** START OF Listed records **
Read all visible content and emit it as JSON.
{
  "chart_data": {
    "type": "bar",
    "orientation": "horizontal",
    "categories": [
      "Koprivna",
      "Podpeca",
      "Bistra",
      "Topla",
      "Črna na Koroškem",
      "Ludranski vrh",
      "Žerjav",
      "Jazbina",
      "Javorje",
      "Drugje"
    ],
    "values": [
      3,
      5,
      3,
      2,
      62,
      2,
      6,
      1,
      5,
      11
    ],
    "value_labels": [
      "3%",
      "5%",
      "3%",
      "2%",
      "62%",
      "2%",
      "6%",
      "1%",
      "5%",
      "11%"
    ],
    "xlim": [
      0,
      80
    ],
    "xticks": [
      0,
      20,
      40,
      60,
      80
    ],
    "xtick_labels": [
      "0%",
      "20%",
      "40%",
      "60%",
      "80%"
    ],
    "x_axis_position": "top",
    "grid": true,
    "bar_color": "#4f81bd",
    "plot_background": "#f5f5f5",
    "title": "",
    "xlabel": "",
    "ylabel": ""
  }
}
** END OF Listed records **
» **Short task**: Quote each line of the data above exactly as written.

» **Answer for this exercise**:
Read all visible content and emit it as JSON.
{
  "chart_data": {
    "type": "bar",
    "orientation": "horizontal",
    "categories": [
      "Koprivna",
      "Podpeca",
      "Bistra",
      "Topla",
      "Črna na Koroškem",
      "Ludranski vrh",
      "Žerjav",
      "Jazbina",
      "Javorje",
      "Drugje"
    ],
    "values": [
      3,
      5,
      3,
      2,
      62,
      2,
      6,
      1,
      5,
      11
    ],
    "value_labels": [
      "3%",
      "5%",
      "3%",
      "2%",
      "62%",
      "2%",
      "6%",
      "1%",
      "5%",
      "11%"
    ],
    "xlim": [
      0,
      80
    ],
    "xticks": [
      0,
      20,
      40,
      60,
      80
    ],
    "xtick_labels": [
      "0%",
      "20%",
      "40%",
      "60%",
      "80%"
    ],
    "x_axis_position": "top",
    "grid": true,
    "bar_color": "#4f81bd",
    "plot_background": "#f5f5f5",
    "title": "",
    "xlabel": "",
    "ylabel": ""
  }
}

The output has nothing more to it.